=== RECORD SET ===

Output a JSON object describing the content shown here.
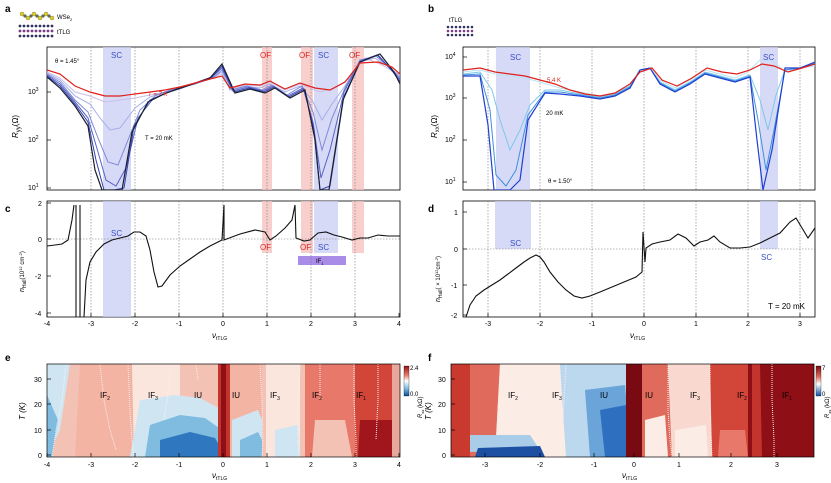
{
  "figure": {
    "panels": [
      {
        "label": "a",
        "legend_top": "WSe",
        "legend_top_sub": "2",
        "legend_bottom": "tTLG",
        "theta": "θ = 1.45°",
        "high_T_label": "T = 7 K",
        "low_T_label": "T = 20 mK",
        "sc_label": "SC",
        "of_label": "OF",
        "ylabel": "R",
        "ylabel_sub": "yy",
        "ylabel_unit": "(Ω)",
        "yticks": [
          "10",
          "10",
          "10"
        ],
        "yticks_exp": [
          "1",
          "2",
          "3"
        ]
      },
      {
        "label": "b",
        "legend_top": "tTLG",
        "theta": "θ = 1.50°",
        "high_T_label": "5.4 K",
        "low_T_label": "20 mK",
        "sc_label": "SC",
        "ylabel": "R",
        "ylabel_sub": "xx",
        "ylabel_unit": "(Ω)",
        "yticks": [
          "10",
          "10",
          "10",
          "10"
        ],
        "yticks_exp": [
          "1",
          "2",
          "3",
          "4"
        ]
      },
      {
        "label": "c",
        "sc_label": "SC",
        "of_label": "OF",
        "if_label": "IF",
        "if_sub": "1",
        "ylabel": "n",
        "ylabel_sub": "Hall",
        "ylabel_unit": "(10",
        "ylabel_exp": "12",
        "ylabel_tail": " cm",
        "ylabel_tail_exp": "-2",
        "yticks": [
          "2",
          "0",
          "-2",
          "-4"
        ],
        "xlabel": "ν",
        "xlabel_sub": "tTLG",
        "xticks": [
          "-4",
          "-3",
          "-2",
          "-1",
          "0",
          "1",
          "2",
          "3",
          "4"
        ]
      },
      {
        "label": "d",
        "sc_label": "SC",
        "temp": "T = 20 mK",
        "ylabel": "n",
        "ylabel_sub": "Hall",
        "ylabel_unit": "( × 10",
        "ylabel_exp": "12",
        "ylabel_tail": "cm",
        "ylabel_tail_exp": "-2",
        "yticks": [
          "1",
          "0",
          "-1",
          "-2"
        ],
        "xlabel": "ν",
        "xlabel_sub": "tTLG",
        "xticks": [
          "-3",
          "-2",
          "-1",
          "0",
          "1",
          "2",
          "3"
        ]
      },
      {
        "label": "e",
        "regions": [
          "IF2",
          "IF3",
          "IU",
          "IU",
          "IF3",
          "IF2",
          "IF1"
        ],
        "region_base": [
          "IF",
          "IF",
          "IU",
          "IU",
          "IF",
          "IF",
          "IF"
        ],
        "region_sub": [
          "2",
          "3",
          "",
          "",
          "3",
          "2",
          "1"
        ],
        "ylabel": "T (K)",
        "yticks": [
          "0",
          "10",
          "20",
          "30"
        ],
        "xlabel": "ν",
        "xlabel_sub": "tTLG",
        "xticks": [
          "-4",
          "-3",
          "-2",
          "-1",
          "0",
          "1",
          "2",
          "3",
          "4"
        ],
        "cbar_label": "R",
        "cbar_sub": "xx",
        "cbar_unit": " (kΩ)",
        "cbar_ticks": [
          "2.4",
          "0.0"
        ]
      },
      {
        "label": "f",
        "regions": [
          "IF2",
          "IF3",
          "IU",
          "IU",
          "IF3",
          "IF2",
          "IF1"
        ],
        "region_base": [
          "IF",
          "IF",
          "IU",
          "IU",
          "IF",
          "IF",
          "IF"
        ],
        "region_sub": [
          "2",
          "3",
          "",
          "",
          "3",
          "2",
          "1"
        ],
        "ylabel": "T (K)",
        "yticks": [
          "0",
          "10",
          "20",
          "30"
        ],
        "xlabel": "ν",
        "xlabel_sub": "tTLG",
        "xticks": [
          "-3",
          "-2",
          "-1",
          "0",
          "1",
          "2",
          "3"
        ],
        "cbar_label": "R",
        "cbar_sub": "xx",
        "cbar_unit": " (kΩ)",
        "cbar_ticks": [
          "7",
          "0"
        ]
      }
    ]
  },
  "colors": {
    "red": "#e0201b",
    "blue": "#3a4ec8",
    "sc_band": "#c9cdf3",
    "of_band": "#f6c3c0",
    "if_bar": "#a98be8"
  }
}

===

● REQUIRED WORK
Repeat the records word for word. Any picture in them should be left out.

● SOLUTION TO THIS PROBLEM
Output a JSON object describing the content shown here.
{
  "figure": {
    "panels": [
      {
        "label": "a",
        "legend_top": "WSe",
        "legend_top_sub": "2",
        "legend_bottom": "tTLG",
        "theta": "θ = 1.45°",
        "high_T_label": "T = 7 K",
        "low_T_label": "T = 20 mK",
        "sc_label": "SC",
        "of_label": "OF",
        "ylabel": "R",
        "ylabel_sub": "yy",
        "ylabel_unit": "(Ω)",
        "yticks": [
          "10",
          "10",
          "10"
        ],
        "yticks_exp": [
          "1",
          "2",
          "3"
        ]
      },
      {
        "label": "b",
        "legend_top": "tTLG",
        "theta": "θ = 1.50°",
        "high_T_label": "5.4 K",
        "low_T_label": "20 mK",
        "sc_label": "SC",
        "ylabel": "R",
        "ylabel_sub": "xx",
        "ylabel_unit": "(Ω)",
        "yticks": [
          "10",
          "10",
          "10",
          "10"
        ],
        "yticks_exp": [
          "1",
          "2",
          "3",
          "4"
        ]
      },
      {
        "label": "c",
        "sc_label": "SC",
        "of_label": "OF",
        "if_label": "IF",
        "if_sub": "1",
        "ylabel": "n",
        "ylabel_sub": "Hall",
        "ylabel_unit": "(10",
        "ylabel_exp": "12",
        "ylabel_tail": " cm",
        "ylabel_tail_exp": "-2",
        "yticks": [
          "2",
          "0",
          "-2",
          "-4"
        ],
        "xlabel": "ν",
        "xlabel_sub": "tTLG",
        "xticks": [
          "-4",
          "-3",
          "-2",
          "-1",
          "0",
          "1",
          "2",
          "3",
          "4"
        ]
      },
      {
        "label": "d",
        "sc_label": "SC",
        "temp": "T = 20 mK",
        "ylabel": "n",
        "ylabel_sub": "Hall",
        "ylabel_unit": "( × 10",
        "ylabel_exp": "12",
        "ylabel_tail": "cm",
        "ylabel_tail_exp": "-2",
        "yticks": [
          "1",
          "0",
          "-1",
          "-2"
        ],
        "xlabel": "ν",
        "xlabel_sub": "tTLG",
        "xticks": [
          "-3",
          "-2",
          "-1",
          "0",
          "1",
          "2",
          "3"
        ]
      },
      {
        "label": "e",
        "regions": [
          "IF2",
          "IF3",
          "IU",
          "IU",
          "IF3",
          "IF2",
          "IF1"
        ],
        "region_base": [
          "IF",
          "IF",
          "IU",
          "IU",
          "IF",
          "IF",
          "IF"
        ],
        "region_sub": [
          "2",
          "3",
          "",
          "",
          "3",
          "2",
          "1"
        ],
        "ylabel": "T (K)",
        "yticks": [
          "0",
          "10",
          "20",
          "30"
        ],
        "xlabel": "ν",
        "xlabel_sub": "tTLG",
        "xticks": [
          "-4",
          "-3",
          "-2",
          "-1",
          "0",
          "1",
          "2",
          "3",
          "4"
        ],
        "cbar_label": "R",
        "cbar_sub": "xx",
        "cbar_unit": " (kΩ)",
        "cbar_ticks": [
          "2.4",
          "0.0"
        ]
      },
      {
        "label": "f",
        "regions": [
          "IF2",
          "IF3",
          "IU",
          "IU",
          "IF3",
          "IF2",
          "IF1"
        ],
        "region_base": [
          "IF",
          "IF",
          "IU",
          "IU",
          "IF",
          "IF",
          "IF"
        ],
        "region_sub": [
          "2",
          "3",
          "",
          "",
          "3",
          "2",
          "1"
        ],
        "ylabel": "T (K)",
        "yticks": [
          "0",
          "10",
          "20",
          "30"
        ],
        "xlabel": "ν",
        "xlabel_sub": "tTLG",
        "xticks": [
          "-3",
          "-2",
          "-1",
          "0",
          "1",
          "2",
          "3"
        ],
        "cbar_label": "R",
        "cbar_sub": "xx",
        "cbar_unit": " (kΩ)",
        "cbar_ticks": [
          "7",
          "0"
        ]
      }
    ]
  },
  "colors": {
    "red": "#e0201b",
    "blue": "#3a4ec8",
    "sc_band": "#c9cdf3",
    "of_band": "#f6c3c0",
    "if_bar": "#a98be8"
  }
}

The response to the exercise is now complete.